Answer with one number: the count of lines in the listing below that hold the word "type".
▼
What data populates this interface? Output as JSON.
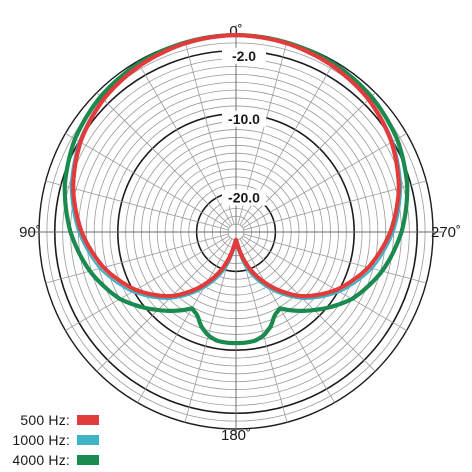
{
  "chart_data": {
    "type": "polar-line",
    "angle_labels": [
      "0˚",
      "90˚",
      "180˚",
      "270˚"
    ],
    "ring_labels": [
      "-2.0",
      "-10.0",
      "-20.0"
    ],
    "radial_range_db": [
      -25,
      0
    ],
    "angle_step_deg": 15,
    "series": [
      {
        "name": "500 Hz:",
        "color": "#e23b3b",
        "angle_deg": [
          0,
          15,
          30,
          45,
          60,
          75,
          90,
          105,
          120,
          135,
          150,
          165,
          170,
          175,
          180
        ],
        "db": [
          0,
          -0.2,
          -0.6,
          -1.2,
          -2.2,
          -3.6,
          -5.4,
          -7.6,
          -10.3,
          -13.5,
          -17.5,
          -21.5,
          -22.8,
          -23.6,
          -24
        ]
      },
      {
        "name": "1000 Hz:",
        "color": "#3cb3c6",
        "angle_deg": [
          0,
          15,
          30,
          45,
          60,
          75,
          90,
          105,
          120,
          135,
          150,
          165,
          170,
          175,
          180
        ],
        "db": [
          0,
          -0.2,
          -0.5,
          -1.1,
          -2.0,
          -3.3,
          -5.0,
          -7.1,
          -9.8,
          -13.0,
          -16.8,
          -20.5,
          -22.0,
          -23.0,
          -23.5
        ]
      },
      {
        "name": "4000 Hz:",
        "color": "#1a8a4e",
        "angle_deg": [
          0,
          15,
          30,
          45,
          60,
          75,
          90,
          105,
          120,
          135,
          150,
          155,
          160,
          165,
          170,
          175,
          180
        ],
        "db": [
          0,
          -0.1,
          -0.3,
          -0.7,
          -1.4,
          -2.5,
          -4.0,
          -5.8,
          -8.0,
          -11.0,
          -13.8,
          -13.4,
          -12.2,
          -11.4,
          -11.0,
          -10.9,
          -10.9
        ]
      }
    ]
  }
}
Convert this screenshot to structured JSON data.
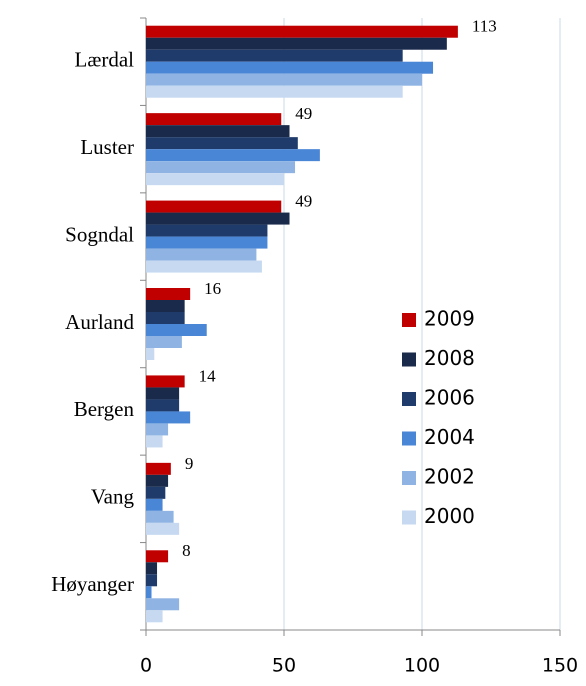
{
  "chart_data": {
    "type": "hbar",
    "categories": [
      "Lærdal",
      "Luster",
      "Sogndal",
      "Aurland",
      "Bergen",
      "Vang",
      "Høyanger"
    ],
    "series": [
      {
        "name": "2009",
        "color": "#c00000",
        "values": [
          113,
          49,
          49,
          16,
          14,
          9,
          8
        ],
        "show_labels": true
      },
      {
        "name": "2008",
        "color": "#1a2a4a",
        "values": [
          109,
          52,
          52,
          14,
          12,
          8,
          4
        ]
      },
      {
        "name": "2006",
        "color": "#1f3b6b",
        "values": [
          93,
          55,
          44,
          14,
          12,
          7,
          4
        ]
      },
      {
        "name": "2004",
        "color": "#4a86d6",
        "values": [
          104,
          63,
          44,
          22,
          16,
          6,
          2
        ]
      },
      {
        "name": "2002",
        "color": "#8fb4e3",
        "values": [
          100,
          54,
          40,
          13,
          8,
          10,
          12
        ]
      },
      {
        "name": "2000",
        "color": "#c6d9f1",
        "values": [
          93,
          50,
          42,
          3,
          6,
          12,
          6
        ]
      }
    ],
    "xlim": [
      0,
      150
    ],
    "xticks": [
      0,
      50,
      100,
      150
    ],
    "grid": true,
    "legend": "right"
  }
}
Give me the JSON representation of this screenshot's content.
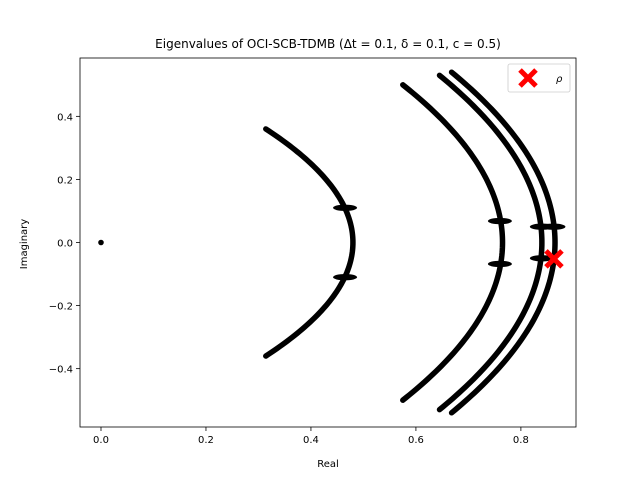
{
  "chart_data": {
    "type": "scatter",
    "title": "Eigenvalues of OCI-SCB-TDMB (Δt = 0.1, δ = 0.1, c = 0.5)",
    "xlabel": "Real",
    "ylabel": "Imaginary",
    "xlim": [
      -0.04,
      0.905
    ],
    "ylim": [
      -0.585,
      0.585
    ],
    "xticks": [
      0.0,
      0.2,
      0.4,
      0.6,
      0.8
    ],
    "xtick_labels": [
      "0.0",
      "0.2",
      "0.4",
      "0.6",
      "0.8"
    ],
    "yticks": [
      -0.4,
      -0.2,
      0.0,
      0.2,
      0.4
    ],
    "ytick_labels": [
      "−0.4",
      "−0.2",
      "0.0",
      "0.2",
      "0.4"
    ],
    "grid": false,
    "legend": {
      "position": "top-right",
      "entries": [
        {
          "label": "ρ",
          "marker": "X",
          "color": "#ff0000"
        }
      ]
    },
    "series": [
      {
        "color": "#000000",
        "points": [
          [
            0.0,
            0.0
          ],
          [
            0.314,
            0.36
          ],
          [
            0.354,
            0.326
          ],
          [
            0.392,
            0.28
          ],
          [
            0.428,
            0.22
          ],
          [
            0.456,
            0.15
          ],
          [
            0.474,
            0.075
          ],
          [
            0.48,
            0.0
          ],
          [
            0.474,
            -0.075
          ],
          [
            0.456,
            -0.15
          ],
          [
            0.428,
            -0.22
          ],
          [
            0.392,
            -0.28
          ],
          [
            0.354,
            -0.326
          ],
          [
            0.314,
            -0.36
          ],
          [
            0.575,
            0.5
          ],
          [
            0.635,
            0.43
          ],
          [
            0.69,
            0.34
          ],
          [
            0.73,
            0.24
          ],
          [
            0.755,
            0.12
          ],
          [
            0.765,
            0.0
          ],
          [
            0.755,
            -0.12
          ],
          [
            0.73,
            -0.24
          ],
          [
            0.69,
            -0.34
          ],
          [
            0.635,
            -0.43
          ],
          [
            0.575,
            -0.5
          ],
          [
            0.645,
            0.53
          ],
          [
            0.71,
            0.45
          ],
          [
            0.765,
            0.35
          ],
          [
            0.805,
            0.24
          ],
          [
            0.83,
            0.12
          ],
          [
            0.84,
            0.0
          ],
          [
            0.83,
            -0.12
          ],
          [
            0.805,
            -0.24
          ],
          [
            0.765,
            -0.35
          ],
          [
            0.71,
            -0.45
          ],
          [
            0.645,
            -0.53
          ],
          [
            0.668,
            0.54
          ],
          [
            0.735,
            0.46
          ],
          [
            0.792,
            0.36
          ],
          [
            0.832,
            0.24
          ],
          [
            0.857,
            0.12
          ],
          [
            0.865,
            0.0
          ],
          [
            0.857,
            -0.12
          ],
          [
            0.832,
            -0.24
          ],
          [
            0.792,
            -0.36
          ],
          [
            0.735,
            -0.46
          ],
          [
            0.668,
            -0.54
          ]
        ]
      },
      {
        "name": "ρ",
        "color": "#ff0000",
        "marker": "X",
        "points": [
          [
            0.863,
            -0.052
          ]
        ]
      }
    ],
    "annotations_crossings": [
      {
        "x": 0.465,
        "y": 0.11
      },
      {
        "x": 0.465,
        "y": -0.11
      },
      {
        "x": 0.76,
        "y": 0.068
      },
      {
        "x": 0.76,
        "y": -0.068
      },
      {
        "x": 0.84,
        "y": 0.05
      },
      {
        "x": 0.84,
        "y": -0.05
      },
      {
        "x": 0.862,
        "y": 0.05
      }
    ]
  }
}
▲
▼
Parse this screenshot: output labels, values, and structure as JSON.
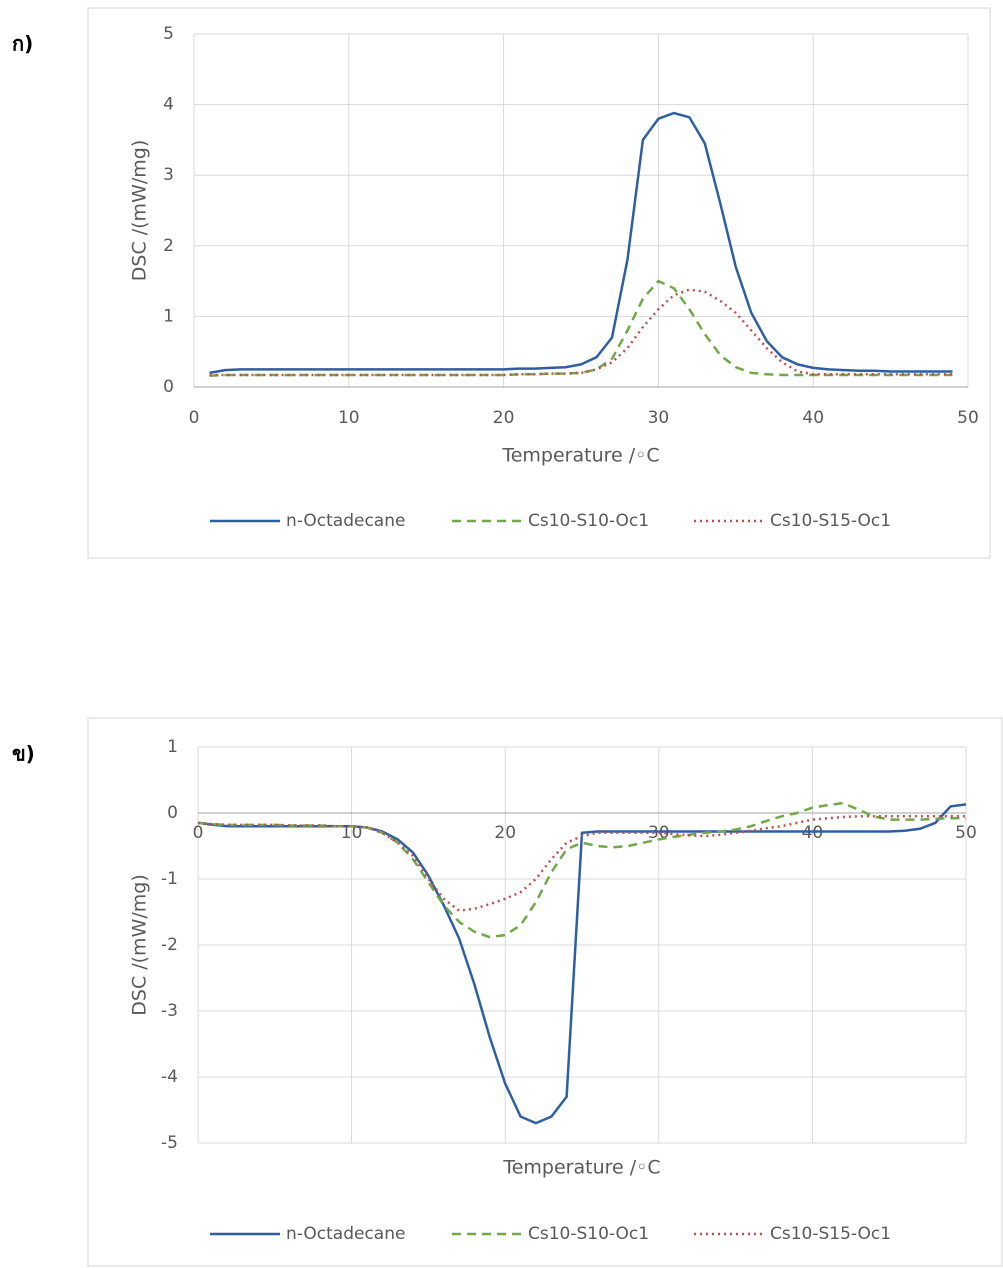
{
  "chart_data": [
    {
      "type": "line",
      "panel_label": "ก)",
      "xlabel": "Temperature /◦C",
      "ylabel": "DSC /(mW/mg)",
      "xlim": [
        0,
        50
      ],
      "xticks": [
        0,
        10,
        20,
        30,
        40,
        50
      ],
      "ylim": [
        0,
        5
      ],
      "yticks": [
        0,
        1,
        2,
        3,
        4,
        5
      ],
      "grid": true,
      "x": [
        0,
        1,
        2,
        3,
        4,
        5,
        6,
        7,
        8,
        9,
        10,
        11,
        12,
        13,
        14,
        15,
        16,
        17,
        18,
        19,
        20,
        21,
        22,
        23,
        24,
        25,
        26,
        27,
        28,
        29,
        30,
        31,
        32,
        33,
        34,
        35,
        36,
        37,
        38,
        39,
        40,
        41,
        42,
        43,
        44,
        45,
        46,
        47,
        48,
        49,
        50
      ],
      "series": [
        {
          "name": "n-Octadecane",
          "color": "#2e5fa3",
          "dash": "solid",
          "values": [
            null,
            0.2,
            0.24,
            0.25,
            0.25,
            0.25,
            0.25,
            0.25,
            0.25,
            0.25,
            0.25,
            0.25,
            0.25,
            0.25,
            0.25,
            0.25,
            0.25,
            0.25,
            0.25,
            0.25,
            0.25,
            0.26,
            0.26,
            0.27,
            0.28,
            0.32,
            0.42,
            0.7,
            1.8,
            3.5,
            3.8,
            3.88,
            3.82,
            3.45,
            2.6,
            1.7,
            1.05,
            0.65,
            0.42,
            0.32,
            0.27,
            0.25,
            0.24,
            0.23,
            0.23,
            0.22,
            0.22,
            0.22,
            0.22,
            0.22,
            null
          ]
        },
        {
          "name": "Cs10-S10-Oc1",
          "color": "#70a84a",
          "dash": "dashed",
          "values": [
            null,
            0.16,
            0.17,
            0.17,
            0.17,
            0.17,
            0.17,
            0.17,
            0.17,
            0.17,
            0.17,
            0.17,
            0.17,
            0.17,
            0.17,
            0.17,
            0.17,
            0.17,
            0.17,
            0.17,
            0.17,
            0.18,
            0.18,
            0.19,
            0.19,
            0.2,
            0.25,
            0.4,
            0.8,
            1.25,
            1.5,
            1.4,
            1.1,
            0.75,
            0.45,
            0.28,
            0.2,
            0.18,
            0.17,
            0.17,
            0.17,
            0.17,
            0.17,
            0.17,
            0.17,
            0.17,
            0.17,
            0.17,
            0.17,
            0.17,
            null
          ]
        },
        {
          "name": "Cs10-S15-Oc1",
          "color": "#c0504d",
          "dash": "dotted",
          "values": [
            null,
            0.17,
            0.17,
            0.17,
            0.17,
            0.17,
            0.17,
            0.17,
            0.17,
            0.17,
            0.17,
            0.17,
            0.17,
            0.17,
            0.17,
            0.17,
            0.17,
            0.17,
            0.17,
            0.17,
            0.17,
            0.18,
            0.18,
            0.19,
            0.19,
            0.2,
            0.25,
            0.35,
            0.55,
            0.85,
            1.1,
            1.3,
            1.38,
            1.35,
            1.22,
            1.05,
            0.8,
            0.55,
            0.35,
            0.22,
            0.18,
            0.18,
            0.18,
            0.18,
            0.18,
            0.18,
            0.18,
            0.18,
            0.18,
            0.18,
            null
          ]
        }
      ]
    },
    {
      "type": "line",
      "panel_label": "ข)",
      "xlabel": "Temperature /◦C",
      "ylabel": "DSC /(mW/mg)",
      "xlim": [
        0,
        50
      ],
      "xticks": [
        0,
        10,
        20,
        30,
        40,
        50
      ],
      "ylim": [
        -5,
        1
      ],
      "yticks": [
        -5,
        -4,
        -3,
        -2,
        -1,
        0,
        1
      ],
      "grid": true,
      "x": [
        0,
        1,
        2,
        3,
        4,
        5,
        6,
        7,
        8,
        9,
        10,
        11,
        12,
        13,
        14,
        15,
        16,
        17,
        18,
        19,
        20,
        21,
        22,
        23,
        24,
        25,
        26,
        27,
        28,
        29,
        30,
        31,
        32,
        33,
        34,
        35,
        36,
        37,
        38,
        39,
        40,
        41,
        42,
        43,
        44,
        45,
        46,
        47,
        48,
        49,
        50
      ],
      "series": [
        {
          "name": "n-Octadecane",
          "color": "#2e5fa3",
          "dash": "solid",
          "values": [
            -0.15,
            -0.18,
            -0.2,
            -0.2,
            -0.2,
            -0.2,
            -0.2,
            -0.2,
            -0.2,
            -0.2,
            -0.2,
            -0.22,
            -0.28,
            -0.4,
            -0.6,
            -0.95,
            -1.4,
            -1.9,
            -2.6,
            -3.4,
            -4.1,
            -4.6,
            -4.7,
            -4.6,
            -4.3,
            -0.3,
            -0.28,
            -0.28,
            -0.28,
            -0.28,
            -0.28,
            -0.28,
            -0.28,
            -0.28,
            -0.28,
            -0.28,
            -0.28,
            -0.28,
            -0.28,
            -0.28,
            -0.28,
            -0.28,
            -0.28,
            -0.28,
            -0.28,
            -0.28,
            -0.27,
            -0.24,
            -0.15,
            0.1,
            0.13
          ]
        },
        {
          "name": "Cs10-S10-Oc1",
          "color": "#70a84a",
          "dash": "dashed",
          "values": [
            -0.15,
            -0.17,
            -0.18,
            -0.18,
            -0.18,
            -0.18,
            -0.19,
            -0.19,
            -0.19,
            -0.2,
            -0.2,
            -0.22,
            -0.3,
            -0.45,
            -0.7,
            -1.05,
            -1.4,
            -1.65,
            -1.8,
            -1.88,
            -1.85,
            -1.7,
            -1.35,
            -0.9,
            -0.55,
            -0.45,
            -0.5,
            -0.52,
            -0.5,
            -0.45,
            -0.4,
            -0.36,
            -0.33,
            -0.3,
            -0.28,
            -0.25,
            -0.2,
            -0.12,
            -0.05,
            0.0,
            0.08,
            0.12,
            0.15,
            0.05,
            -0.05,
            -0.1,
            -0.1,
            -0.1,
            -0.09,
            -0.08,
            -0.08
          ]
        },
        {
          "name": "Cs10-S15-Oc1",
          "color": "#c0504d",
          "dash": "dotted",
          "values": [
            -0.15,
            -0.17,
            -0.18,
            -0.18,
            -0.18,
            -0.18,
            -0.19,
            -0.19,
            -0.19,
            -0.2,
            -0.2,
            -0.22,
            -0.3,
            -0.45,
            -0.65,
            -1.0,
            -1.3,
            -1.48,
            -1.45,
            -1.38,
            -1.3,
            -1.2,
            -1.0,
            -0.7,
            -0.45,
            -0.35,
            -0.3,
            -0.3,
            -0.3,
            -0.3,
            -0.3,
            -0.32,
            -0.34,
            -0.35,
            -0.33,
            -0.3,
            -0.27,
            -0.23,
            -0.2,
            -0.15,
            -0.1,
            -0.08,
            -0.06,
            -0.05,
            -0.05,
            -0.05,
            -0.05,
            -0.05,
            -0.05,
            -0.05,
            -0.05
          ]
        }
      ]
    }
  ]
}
▲
Response to the exercise:
5